- **SHORT PROBLEM**
Make an exact copy of all the entries below, with the pictures left out.

** Start of SUPPLIED DATA **

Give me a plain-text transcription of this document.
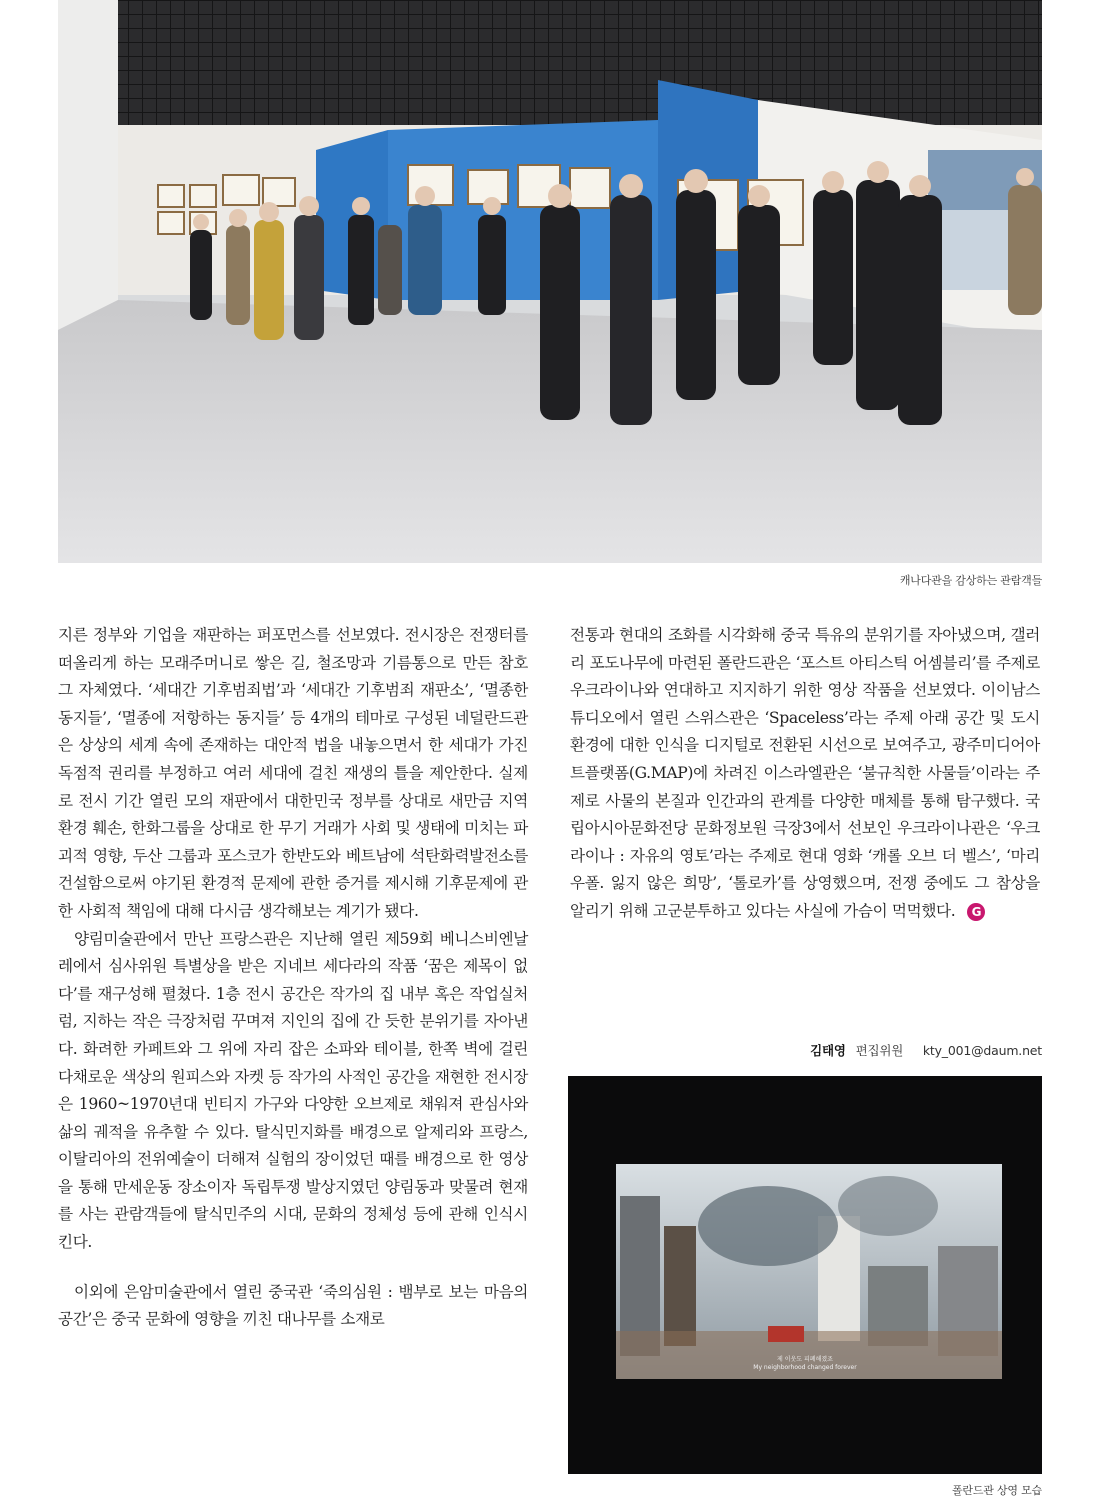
캐나다관을 감상하는 관람객들

지른 정부와 기업을 재판하는 퍼포먼스를 선보였다. 전시장은 전쟁터를 떠올리게 하는 모래주머니로 쌓은 길, 철조망과 기름통으로 만든 참호 그 자체였다. ‘세대간 기후범죄법’과 ‘세대간 기후범죄 재판소’, ‘멸종한 동지들’, ‘멸종에 저항하는 동지들’ 등 4개의 테마로 구성된 네덜란드관은 상상의 세계 속에 존재하는 대안적 법을 내놓으면서 한 세대가 가진 독점적 권리를 부정하고 여러 세대에 걸친 재생의 틀을 제안한다. 실제로 전시 기간 열린 모의 재판에서 대한민국 정부를 상대로 새만금 지역 환경 훼손, 한화그룹을 상대로 한 무기 거래가 사회 및 생태에 미치는 파괴적 영향, 두산 그룹과 포스코가 한반도와 베트남에 석탄화력발전소를 건설함으로써 야기된 환경적 문제에 관한 증거를 제시해 기후문제에 관한 사회적 책임에 대해 다시금 생각해보는 계기가 됐다.

양림미술관에서 만난 프랑스관은 지난해 열린 제59회 베니스비엔날레에서 심사위원 특별상을 받은 지네브 세다라의 작품 ‘꿈은 제목이 없다’를 재구성해 펼쳤다. 1층 전시 공간은 작가의 집 내부 혹은 작업실처럼, 지하는 작은 극장처럼 꾸며져 지인의 집에 간 듯한 분위기를 자아낸다. 화려한 카페트와 그 위에 자리 잡은 소파와 테이블, 한쪽 벽에 걸린 다채로운 색상의 원피스와 자켓 등 작가의 사적인 공간을 재현한 전시장은 1960~1970년대 빈티지 가구와 다양한 오브제로 채워져 관심사와 삶의 궤적을 유추할 수 있다. 탈식민지화를 배경으로 알제리와 프랑스, 이탈리아의 전위예술이 더해져 실험의 장이었던 때를 배경으로 한 영상을 통해 만세운동 장소이자 독립투쟁 발상지였던 양림동과 맞물려 현재를 사는 관람객들에 탈식민주의 시대, 문화의 정체성 등에 관해 인식시킨다.

이외에 은암미술관에서 열린 중국관 ‘죽의심원 : 뱀부로 보는 마음의 공간’은 중국 문화에 영향을 끼친 대나무를 소재로

전통과 현대의 조화를 시각화해 중국 특유의 분위기를 자아냈으며, 갤러리 포도나무에 마련된 폴란드관은 ‘포스트 아티스틱 어셈블리’를 주제로 우크라이나와 연대하고 지지하기 위한 영상 작품을 선보였다. 이이남스튜디오에서 열린 스위스관은 ‘Spaceless’라는 주제 아래 공간 및 도시환경에 대한 인식을 디지털로 전환된 시선으로 보여주고, 광주미디어아트플랫폼(G.MAP)에 차려진 이스라엘관은 ‘불규칙한 사물들’이라는 주제로 사물의 본질과 인간과의 관계를 다양한 매체를 통해 탐구했다. 국립아시아문화전당 문화정보원 극장3에서 선보인 우크라이나관은 ‘우크라이나 : 자유의 영토’라는 주제로 현대 영화 ‘캐롤 오브 더 벨스’, ‘마리우폴. 잃지 않은 희망’, ‘톨로카’를 상영했으며, 전쟁 중에도 그 참상을 알리기 위해 고군분투하고 있다는 사실에 가슴이 먹먹했다. G

김태영 편집위원 kty_001@daum.net
제 이웃도 피폐해졌죠
My neighborhood changed forever
폴란드관 상영 모습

** End of SUPPLIED DATA **

- **FINISHED TASK**
Give me a plain-text transcription of this document.
캐나다관을 감상하는 관람객들

지른 정부와 기업을 재판하는 퍼포먼스를 선보였다. 전시장은 전쟁터를 떠올리게 하는 모래주머니로 쌓은 길, 철조망과 기름통으로 만든 참호 그 자체였다. ‘세대간 기후범죄법’과 ‘세대간 기후범죄 재판소’, ‘멸종한 동지들’, ‘멸종에 저항하는 동지들’ 등 4개의 테마로 구성된 네덜란드관은 상상의 세계 속에 존재하는 대안적 법을 내놓으면서 한 세대가 가진 독점적 권리를 부정하고 여러 세대에 걸친 재생의 틀을 제안한다. 실제로 전시 기간 열린 모의 재판에서 대한민국 정부를 상대로 새만금 지역 환경 훼손, 한화그룹을 상대로 한 무기 거래가 사회 및 생태에 미치는 파괴적 영향, 두산 그룹과 포스코가 한반도와 베트남에 석탄화력발전소를 건설함으로써 야기된 환경적 문제에 관한 증거를 제시해 기후문제에 관한 사회적 책임에 대해 다시금 생각해보는 계기가 됐다.

양림미술관에서 만난 프랑스관은 지난해 열린 제59회 베니스비엔날레에서 심사위원 특별상을 받은 지네브 세다라의 작품 ‘꿈은 제목이 없다’를 재구성해 펼쳤다. 1층 전시 공간은 작가의 집 내부 혹은 작업실처럼, 지하는 작은 극장처럼 꾸며져 지인의 집에 간 듯한 분위기를 자아낸다. 화려한 카페트와 그 위에 자리 잡은 소파와 테이블, 한쪽 벽에 걸린 다채로운 색상의 원피스와 자켓 등 작가의 사적인 공간을 재현한 전시장은 1960~1970년대 빈티지 가구와 다양한 오브제로 채워져 관심사와 삶의 궤적을 유추할 수 있다. 탈식민지화를 배경으로 알제리와 프랑스, 이탈리아의 전위예술이 더해져 실험의 장이었던 때를 배경으로 한 영상을 통해 만세운동 장소이자 독립투쟁 발상지였던 양림동과 맞물려 현재를 사는 관람객들에 탈식민주의 시대, 문화의 정체성 등에 관해 인식시킨다.

이외에 은암미술관에서 열린 중국관 ‘죽의심원 : 뱀부로 보는 마음의 공간’은 중국 문화에 영향을 끼친 대나무를 소재로

전통과 현대의 조화를 시각화해 중국 특유의 분위기를 자아냈으며, 갤러리 포도나무에 마련된 폴란드관은 ‘포스트 아티스틱 어셈블리’를 주제로 우크라이나와 연대하고 지지하기 위한 영상 작품을 선보였다. 이이남스튜디오에서 열린 스위스관은 ‘Spaceless’라는 주제 아래 공간 및 도시환경에 대한 인식을 디지털로 전환된 시선으로 보여주고, 광주미디어아트플랫폼(G.MAP)에 차려진 이스라엘관은 ‘불규칙한 사물들’이라는 주제로 사물의 본질과 인간과의 관계를 다양한 매체를 통해 탐구했다. 국립아시아문화전당 문화정보원 극장3에서 선보인 우크라이나관은 ‘우크라이나 : 자유의 영토’라는 주제로 현대 영화 ‘캐롤 오브 더 벨스’, ‘마리우폴. 잃지 않은 희망’, ‘톨로카’를 상영했으며, 전쟁 중에도 그 참상을 알리기 위해 고군분투하고 있다는 사실에 가슴이 먹먹했다. G

김태영 편집위원 kty_001@daum.net
제 이웃도 피폐해졌죠
My neighborhood changed forever
폴란드관 상영 모습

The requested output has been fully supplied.